— START —

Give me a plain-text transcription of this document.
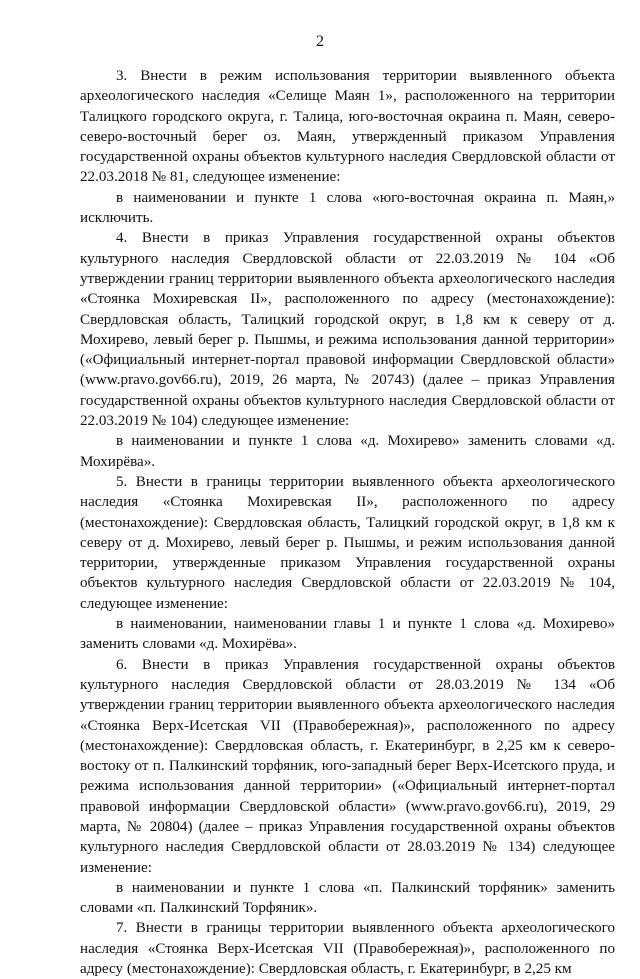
2

3. Внести в режим использования территории выявленного объекта археологического наследия «Селище Маян 1», расположенного на территории Талицкого городского округа, г. Талица, юго-восточная окраина п. Маян, северо-северо-восточный берег оз. Маян, утвержденный приказом Управления государственной охраны объектов культурного наследия Свердловской области от 22.03.2018 № 81, следующее изменение:

в наименовании и пункте 1 слова «юго-восточная окраина п. Маян,» исключить.

4. Внести в приказ Управления государственной охраны объектов культурного наследия Свердловской области от 22.03.2019 № 104 «Об утверждении границ территории выявленного объекта археологического наследия «Стоянка Мохиревская II», расположенного по адресу (местонахождение): Свердловская область, Талицкий городской округ, в 1,8 км к северу от д. Мохирево, левый берег р. Пышмы, и режима использования данной территории» («Официальный интернет-портал правовой информации Свердловской области» (www.pravo.gov66.ru), 2019, 26 марта, № 20743) (далее – приказ Управления государственной охраны объектов культурного наследия Свердловской области от 22.03.2019 № 104) следующее изменение:

в наименовании и пункте 1 слова «д. Мохирево» заменить словами «д. Мохирёва».

5. Внести в границы территории выявленного объекта археологического наследия «Стоянка Мохиревская II», расположенного по адресу (местонахождение): Свердловская область, Талицкий городской округ, в 1,8 км к северу от д. Мохирево, левый берег р. Пышмы, и режим использования данной территории, утвержденные приказом Управления государственной охраны объектов культурного наследия Свердловской области от 22.03.2019 № 104, следующее изменение:

в наименовании, наименовании главы 1 и пункте 1 слова «д. Мохирево» заменить словами «д. Мохирёва».

6. Внести в приказ Управления государственной охраны объектов культурного наследия Свердловской области от 28.03.2019 № 134 «Об утверждении границ территории выявленного объекта археологического наследия «Стоянка Верх-Исетская VII (Правобережная)», расположенного по адресу (местонахождение): Свердловская область, г. Екатеринбург, в 2,25 км к северо-востоку от п. Палкинский торфяник, юго-западный берег Верх-Исетского пруда, и режима использования данной территории» («Официальный интернет-портал правовой информации Свердловской области» (www.pravo.gov66.ru), 2019, 29 марта, № 20804) (далее – приказ Управления государственной охраны объектов культурного наследия Свердловской области от 28.03.2019 № 134) следующее изменение:

в наименовании и пункте 1 слова «п. Палкинский торфяник» заменить словами «п. Палкинский Торфяник».

7. Внести в границы территории выявленного объекта археологического наследия «Стоянка Верх-Исетская VII (Правобережная)», расположенного по адресу (местонахождение): Свердловская область, г. Екатеринбург, в 2,25 км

— END —

Look through the entries above for the word "Мохирёва". Copy every line where it shows up.

Answer to this task.
в наименовании и пункте 1 слова «д. Мохирево» заменить словами «д. Мохирёва».
в наименовании, наименовании главы 1 и пункте 1 слова «д. Мохирево» заменить словами «д. Мохирёва».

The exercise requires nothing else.